>> BEGIN RECORDS SHOWN

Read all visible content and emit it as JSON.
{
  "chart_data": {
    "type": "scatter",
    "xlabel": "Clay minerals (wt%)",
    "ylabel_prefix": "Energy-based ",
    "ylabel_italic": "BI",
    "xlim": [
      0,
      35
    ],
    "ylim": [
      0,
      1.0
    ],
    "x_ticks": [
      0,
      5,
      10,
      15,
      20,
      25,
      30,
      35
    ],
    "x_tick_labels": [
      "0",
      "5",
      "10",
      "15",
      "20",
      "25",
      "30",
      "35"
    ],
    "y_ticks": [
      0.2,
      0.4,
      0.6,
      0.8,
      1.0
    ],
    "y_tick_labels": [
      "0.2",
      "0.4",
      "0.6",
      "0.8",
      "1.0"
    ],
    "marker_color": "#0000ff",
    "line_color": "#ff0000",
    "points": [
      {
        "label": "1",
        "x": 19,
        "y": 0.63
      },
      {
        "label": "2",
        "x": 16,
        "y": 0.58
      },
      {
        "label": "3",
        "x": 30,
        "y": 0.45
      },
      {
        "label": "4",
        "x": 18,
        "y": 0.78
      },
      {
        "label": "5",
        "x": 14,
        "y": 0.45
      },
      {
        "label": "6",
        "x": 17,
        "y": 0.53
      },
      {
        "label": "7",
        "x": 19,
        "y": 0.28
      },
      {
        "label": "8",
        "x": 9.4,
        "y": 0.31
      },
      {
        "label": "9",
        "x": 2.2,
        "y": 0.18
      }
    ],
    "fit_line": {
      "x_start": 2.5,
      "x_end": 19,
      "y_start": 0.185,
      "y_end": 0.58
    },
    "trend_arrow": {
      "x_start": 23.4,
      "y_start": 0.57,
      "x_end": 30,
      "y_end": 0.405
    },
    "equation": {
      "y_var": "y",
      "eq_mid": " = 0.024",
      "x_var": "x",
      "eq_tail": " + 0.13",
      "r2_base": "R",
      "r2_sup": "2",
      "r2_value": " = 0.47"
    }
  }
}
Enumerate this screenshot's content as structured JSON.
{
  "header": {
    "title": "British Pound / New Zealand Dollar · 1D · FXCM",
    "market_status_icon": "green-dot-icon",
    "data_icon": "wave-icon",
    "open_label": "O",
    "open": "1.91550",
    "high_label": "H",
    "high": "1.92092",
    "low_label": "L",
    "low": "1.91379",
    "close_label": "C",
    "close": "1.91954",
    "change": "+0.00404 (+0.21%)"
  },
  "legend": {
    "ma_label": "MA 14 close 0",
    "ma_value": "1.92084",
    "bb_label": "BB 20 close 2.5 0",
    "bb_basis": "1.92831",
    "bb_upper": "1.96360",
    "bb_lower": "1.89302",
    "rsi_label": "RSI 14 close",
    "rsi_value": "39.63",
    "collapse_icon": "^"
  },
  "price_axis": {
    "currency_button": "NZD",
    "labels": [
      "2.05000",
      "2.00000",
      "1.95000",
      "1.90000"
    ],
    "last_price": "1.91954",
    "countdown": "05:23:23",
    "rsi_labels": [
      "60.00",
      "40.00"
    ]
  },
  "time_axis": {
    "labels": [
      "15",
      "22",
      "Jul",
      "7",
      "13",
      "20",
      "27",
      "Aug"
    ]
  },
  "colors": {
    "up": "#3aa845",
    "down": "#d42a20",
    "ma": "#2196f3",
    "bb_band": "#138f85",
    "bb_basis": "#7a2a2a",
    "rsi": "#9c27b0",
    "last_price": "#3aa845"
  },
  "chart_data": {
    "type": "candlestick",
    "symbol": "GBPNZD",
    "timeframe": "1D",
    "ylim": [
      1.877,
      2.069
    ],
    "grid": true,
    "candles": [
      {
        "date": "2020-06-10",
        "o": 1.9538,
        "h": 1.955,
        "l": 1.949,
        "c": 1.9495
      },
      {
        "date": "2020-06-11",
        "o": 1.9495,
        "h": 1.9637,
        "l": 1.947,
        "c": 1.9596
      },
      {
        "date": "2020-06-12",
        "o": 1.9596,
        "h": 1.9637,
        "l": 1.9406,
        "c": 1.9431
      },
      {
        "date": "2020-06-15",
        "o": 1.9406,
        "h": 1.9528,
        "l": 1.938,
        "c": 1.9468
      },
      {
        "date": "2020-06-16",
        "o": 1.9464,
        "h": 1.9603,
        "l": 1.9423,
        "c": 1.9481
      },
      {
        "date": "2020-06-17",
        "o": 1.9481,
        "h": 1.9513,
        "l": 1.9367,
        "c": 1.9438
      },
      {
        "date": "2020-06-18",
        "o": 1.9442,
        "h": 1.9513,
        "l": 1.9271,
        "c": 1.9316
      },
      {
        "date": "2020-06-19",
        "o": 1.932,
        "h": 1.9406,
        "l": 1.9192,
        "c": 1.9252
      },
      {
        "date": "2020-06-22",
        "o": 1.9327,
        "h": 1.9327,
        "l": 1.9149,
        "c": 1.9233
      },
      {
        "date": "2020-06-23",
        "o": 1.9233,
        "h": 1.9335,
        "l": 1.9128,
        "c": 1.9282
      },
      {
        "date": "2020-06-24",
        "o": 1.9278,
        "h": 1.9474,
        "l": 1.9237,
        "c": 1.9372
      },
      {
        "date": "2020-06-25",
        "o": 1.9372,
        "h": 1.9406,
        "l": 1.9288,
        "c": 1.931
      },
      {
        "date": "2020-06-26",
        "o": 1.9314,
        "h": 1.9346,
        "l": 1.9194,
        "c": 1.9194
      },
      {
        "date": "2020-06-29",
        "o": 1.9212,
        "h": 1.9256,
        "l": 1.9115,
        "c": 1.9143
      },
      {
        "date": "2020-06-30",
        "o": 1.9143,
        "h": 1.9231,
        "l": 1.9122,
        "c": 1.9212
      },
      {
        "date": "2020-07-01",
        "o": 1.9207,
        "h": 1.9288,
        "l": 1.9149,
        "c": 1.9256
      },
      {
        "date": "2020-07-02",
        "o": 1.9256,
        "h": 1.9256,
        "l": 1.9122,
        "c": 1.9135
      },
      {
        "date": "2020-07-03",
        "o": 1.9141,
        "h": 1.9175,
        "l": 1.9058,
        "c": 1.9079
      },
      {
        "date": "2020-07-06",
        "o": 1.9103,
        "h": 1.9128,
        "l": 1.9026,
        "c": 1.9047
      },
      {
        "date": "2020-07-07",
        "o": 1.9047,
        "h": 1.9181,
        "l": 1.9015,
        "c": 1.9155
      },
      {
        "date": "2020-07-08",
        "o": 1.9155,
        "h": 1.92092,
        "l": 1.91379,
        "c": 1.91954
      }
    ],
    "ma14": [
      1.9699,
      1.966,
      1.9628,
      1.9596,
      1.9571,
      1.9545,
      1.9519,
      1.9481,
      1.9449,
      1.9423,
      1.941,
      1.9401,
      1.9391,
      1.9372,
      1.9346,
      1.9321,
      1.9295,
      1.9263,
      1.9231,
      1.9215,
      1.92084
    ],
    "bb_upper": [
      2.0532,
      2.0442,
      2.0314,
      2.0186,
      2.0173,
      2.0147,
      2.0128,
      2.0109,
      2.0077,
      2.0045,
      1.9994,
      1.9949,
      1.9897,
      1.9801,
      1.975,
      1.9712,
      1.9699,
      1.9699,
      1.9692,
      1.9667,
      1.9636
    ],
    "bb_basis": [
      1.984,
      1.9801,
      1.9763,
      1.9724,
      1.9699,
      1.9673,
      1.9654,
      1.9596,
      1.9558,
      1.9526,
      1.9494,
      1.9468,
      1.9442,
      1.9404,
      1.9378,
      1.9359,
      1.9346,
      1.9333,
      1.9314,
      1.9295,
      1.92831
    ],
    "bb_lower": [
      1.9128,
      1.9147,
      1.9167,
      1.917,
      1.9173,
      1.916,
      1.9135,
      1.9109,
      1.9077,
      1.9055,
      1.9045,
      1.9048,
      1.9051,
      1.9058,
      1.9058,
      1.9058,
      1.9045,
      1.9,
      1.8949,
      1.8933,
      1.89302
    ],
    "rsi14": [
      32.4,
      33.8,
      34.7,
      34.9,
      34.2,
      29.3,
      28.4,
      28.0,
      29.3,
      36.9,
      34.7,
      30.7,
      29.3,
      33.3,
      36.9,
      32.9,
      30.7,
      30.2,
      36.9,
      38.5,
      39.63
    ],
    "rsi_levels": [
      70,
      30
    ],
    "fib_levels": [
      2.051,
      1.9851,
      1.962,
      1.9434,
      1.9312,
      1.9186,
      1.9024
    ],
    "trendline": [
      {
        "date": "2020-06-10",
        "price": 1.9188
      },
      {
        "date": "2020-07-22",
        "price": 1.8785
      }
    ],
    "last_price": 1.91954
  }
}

>> END RECORDS SHOWN

STATED EXERCISE =>
Search the data for the string "content" and copy each line where it appears.

RESULT OF THIS TASK =>
Read all visible content and emit it as JSON.
Enumerate this screenshot's content as structured JSON.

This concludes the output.